Data records

>> Start

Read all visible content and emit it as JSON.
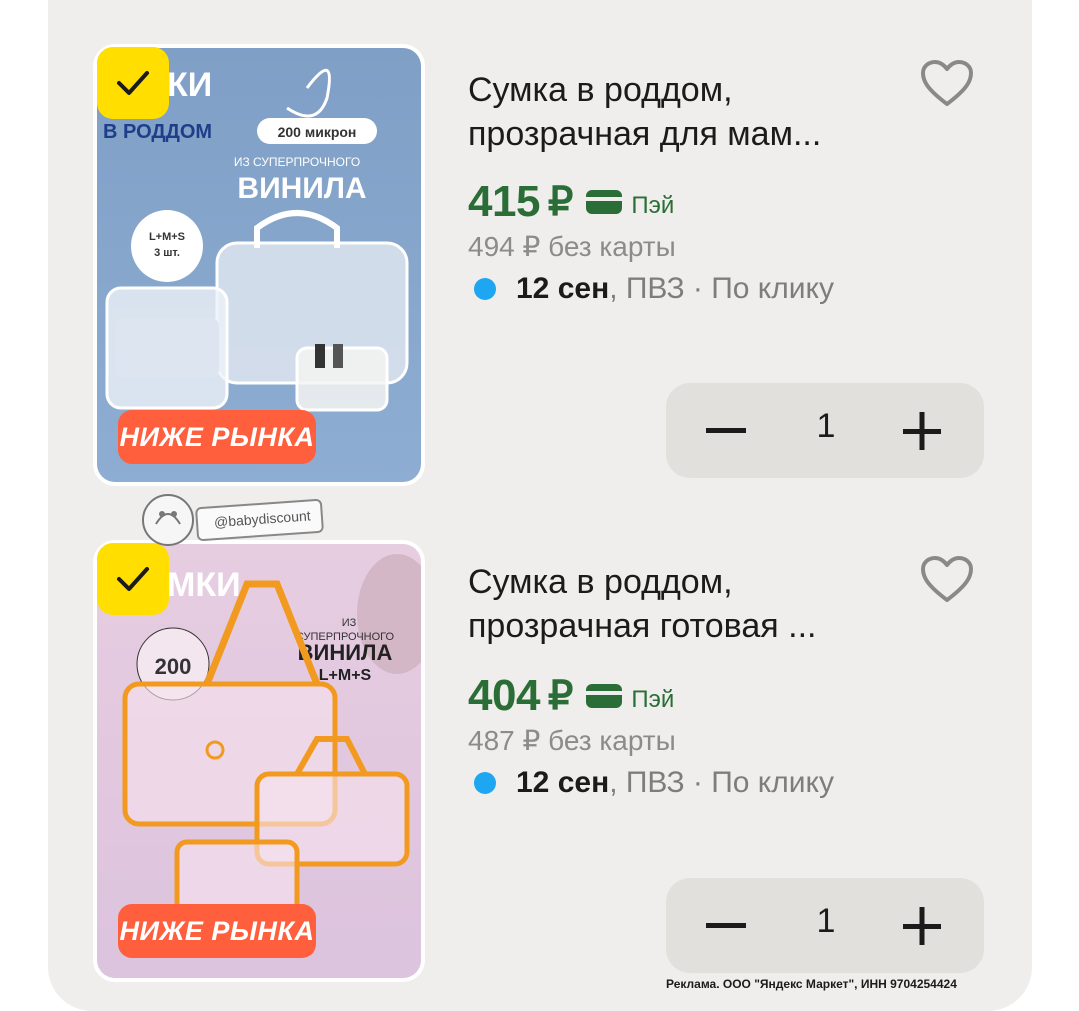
{
  "products": [
    {
      "title_line1": "Сумка в роддом,",
      "title_line2": "прозрачная для мам...",
      "price": "415",
      "currency": "₽",
      "pay_label": "Пэй",
      "old_price": "494 ₽  без карты",
      "delivery_date": "12 сен",
      "delivery_rest": ", ПВЗ · По клику",
      "quantity": "1",
      "badge": "НИЖЕ РЫНКА",
      "selected": true
    },
    {
      "title_line1": "Сумка в роддом,",
      "title_line2": "прозрачная готовая ...",
      "price": "404",
      "currency": "₽",
      "pay_label": "Пэй",
      "old_price": "487 ₽  без карты",
      "delivery_date": "12 сен",
      "delivery_rest": ", ПВЗ · По клику",
      "quantity": "1",
      "badge": "НИЖЕ РЫНКА",
      "selected": true
    }
  ],
  "image1": {
    "line_a": "200 микрон",
    "line_b": "ИЗ СУПЕРПРОЧНОГО",
    "line_c": "ВИНИЛА",
    "line_d": "L+M+S",
    "line_e": "3 шт.",
    "word": "КИ",
    "word2": "В РОДДОМ"
  },
  "image2": {
    "line_a": "ИЗ",
    "line_b": "СУПЕРПРОЧНОГО",
    "line_c": "ВИНИЛА",
    "line_d": "L+M+S",
    "line_e": "200",
    "word": "МКИ"
  },
  "watermark": "@babydiscount",
  "ad_text": "Реклама. ООО \"Яндекс Маркет\", ИНН 9704254424",
  "colors": {
    "price_green": "#2b6d36",
    "check_yellow": "#ffde00",
    "badge_orange": "#ff5f3d",
    "dot_blue": "#1ea6f2"
  }
}
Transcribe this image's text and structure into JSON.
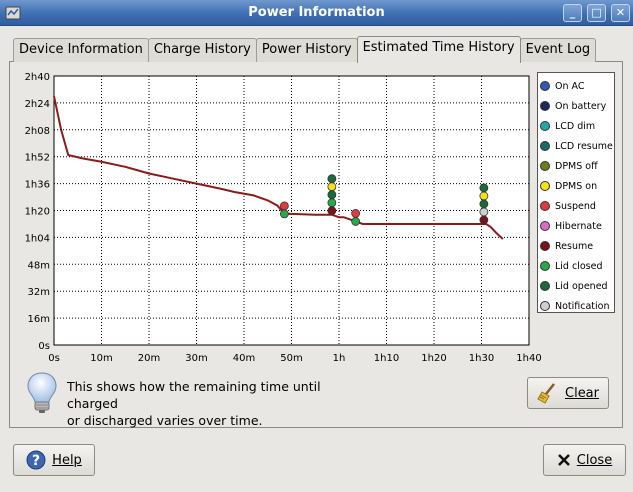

>> End

Strip the images and reproduce the remaining records precisely.

Read all visible content and emit it as JSON.
{
  "products": [
    {
      "title_line1": "Сумка в роддом,",
      "title_line2": "прозрачная для мам...",
      "price": "415",
      "currency": "₽",
      "pay_label": "Пэй",
      "old_price": "494 ₽  без карты",
      "delivery_date": "12 сен",
      "delivery_rest": ", ПВЗ · По клику",
      "quantity": "1",
      "badge": "НИЖЕ РЫНКА",
      "selected": true
    },
    {
      "title_line1": "Сумка в роддом,",
      "title_line2": "прозрачная готовая ...",
      "price": "404",
      "currency": "₽",
      "pay_label": "Пэй",
      "old_price": "487 ₽  без карты",
      "delivery_date": "12 сен",
      "delivery_rest": ", ПВЗ · По клику",
      "quantity": "1",
      "badge": "НИЖЕ РЫНКА",
      "selected": true
    }
  ],
  "image1": {
    "line_a": "200 микрон",
    "line_b": "ИЗ СУПЕРПРОЧНОГО",
    "line_c": "ВИНИЛА",
    "line_d": "L+M+S",
    "line_e": "3 шт.",
    "word": "КИ",
    "word2": "В РОДДОМ"
  },
  "image2": {
    "line_a": "ИЗ",
    "line_b": "СУПЕРПРОЧНОГО",
    "line_c": "ВИНИЛА",
    "line_d": "L+M+S",
    "line_e": "200",
    "word": "МКИ"
  },
  "watermark": "@babydiscount",
  "ad_text": "Реклама. ООО \"Яндекс Маркет\", ИНН 9704254424",
  "colors": {
    "price_green": "#2b6d36",
    "check_yellow": "#ffde00",
    "badge_orange": "#ff5f3d",
    "dot_blue": "#1ea6f2"
  }
}
Transcribe this image's text and structure into JSON.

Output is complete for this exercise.